--- Exercise brief ---
Draw out every line with the word "label" from the listing below.

Extracted data entries:
-----

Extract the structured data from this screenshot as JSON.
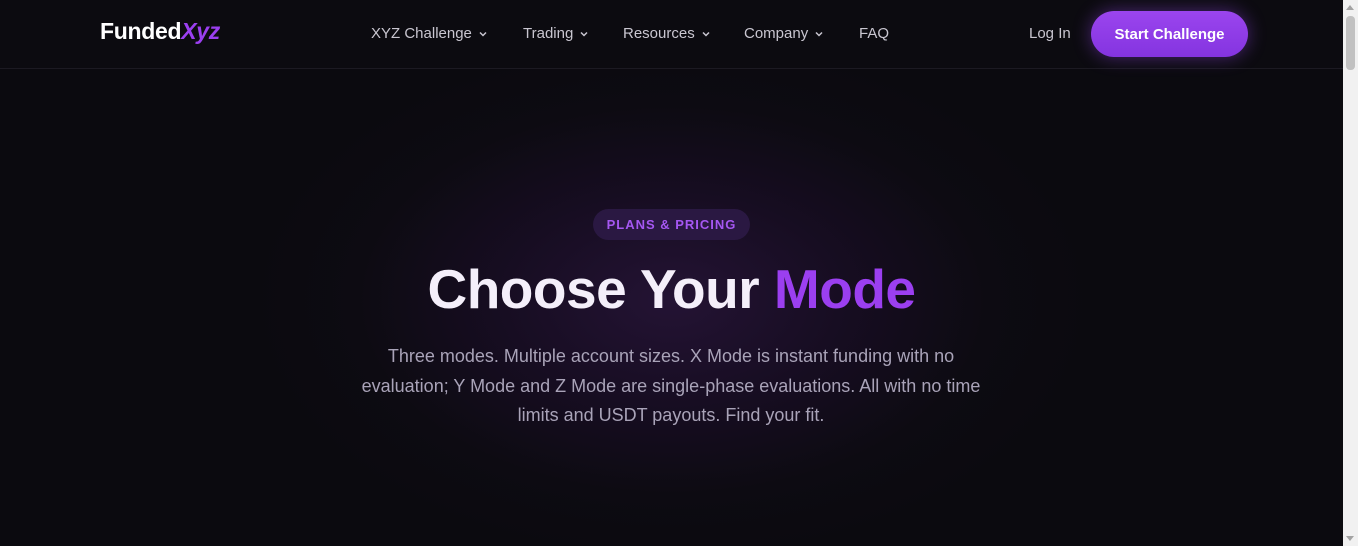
{
  "logo": {
    "part1": "Funded",
    "part2": "Xyz"
  },
  "nav": {
    "items": [
      {
        "label": "XYZ Challenge",
        "dropdown": true
      },
      {
        "label": "Trading",
        "dropdown": true
      },
      {
        "label": "Resources",
        "dropdown": true
      },
      {
        "label": "Company",
        "dropdown": true
      },
      {
        "label": "FAQ",
        "dropdown": false
      }
    ],
    "login": "Log In",
    "cta": "Start Challenge"
  },
  "hero": {
    "badge": "PLANS & PRICING",
    "title_part1": "Choose Your ",
    "title_part2": "Mode",
    "subtitle": "Three modes. Multiple account sizes. X Mode is instant funding with no evaluation; Y Mode and Z Mode are single-phase evaluations. All with no time limits and USDT payouts. Find your fit."
  },
  "colors": {
    "accent": "#9b3ff0",
    "background": "#0b0a0f",
    "badge_bg": "#2a1842"
  }
}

-----

--- Solution to the exercise ---
        "label": "XYZ Challenge",
        "label": "Trading",
        "label": "Resources",
        "label": "Company",
        "label": "FAQ",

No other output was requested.